**YOUR TASK:** Print out every record exactly as it appears.

## BEGIN DATA PROVIDED

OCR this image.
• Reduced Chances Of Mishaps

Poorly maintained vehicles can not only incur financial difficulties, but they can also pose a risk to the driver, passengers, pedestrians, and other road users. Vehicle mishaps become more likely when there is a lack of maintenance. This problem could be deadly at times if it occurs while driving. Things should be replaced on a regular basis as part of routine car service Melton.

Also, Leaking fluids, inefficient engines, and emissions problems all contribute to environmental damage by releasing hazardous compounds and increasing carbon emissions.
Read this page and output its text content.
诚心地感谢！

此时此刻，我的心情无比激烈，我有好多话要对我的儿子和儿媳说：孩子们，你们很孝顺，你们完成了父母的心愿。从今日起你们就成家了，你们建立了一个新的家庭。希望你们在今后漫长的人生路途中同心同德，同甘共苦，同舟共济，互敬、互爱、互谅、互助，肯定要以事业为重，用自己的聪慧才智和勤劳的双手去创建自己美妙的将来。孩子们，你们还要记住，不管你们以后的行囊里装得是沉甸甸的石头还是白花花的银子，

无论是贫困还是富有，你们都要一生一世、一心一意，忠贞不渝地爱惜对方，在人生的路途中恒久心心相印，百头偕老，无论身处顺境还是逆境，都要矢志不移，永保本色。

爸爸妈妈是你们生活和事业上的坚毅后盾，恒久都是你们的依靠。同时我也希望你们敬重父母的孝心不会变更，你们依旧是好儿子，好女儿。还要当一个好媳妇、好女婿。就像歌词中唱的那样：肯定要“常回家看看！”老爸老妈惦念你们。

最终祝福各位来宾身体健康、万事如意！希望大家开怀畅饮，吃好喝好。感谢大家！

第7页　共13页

## END DATA PROVIDED

**FULL RESPONSE:**
OCR this image.
• Reduced Chances Of Mishaps

Poorly maintained vehicles can not only incur financial difficulties, but they can also pose a risk to the driver, passengers, pedestrians, and other road users. Vehicle mishaps become more likely when there is a lack of maintenance. This problem could be deadly at times if it occurs while driving. Things should be replaced on a regular basis as part of routine car service Melton.

Also, Leaking fluids, inefficient engines, and emissions problems all contribute to environmental damage by releasing hazardous compounds and increasing carbon emissions.
Read this page and output its text content.
诚心地感谢！

此时此刻，我的心情无比激烈，我有好多话要对我的儿子和儿媳说：孩子们，你们很孝顺，你们完成了父母的心愿。从今日起你们就成家了，你们建立了一个新的家庭。希望你们在今后漫长的人生路途中同心同德，同甘共苦，同舟共济，互敬、互爱、互谅、互助，肯定要以事业为重，用自己的聪慧才智和勤劳的双手去创建自己美妙的将来。孩子们，你们还要记住，不管你们以后的行囊里装得是沉甸甸的石头还是白花花的银子，

无论是贫困还是富有，你们都要一生一世、一心一意，忠贞不渝地爱惜对方，在人生的路途中恒久心心相印，百头偕老，无论身处顺境还是逆境，都要矢志不移，永保本色。

爸爸妈妈是你们生活和事业上的坚毅后盾，恒久都是你们的依靠。同时我也希望你们敬重父母的孝心不会变更，你们依旧是好儿子，好女儿。还要当一个好媳妇、好女婿。就像歌词中唱的那样：肯定要“常回家看看！”老爸老妈惦念你们。

最终祝福各位来宾身体健康、万事如意！希望大家开怀畅饮，吃好喝好。感谢大家！

第7页　共13页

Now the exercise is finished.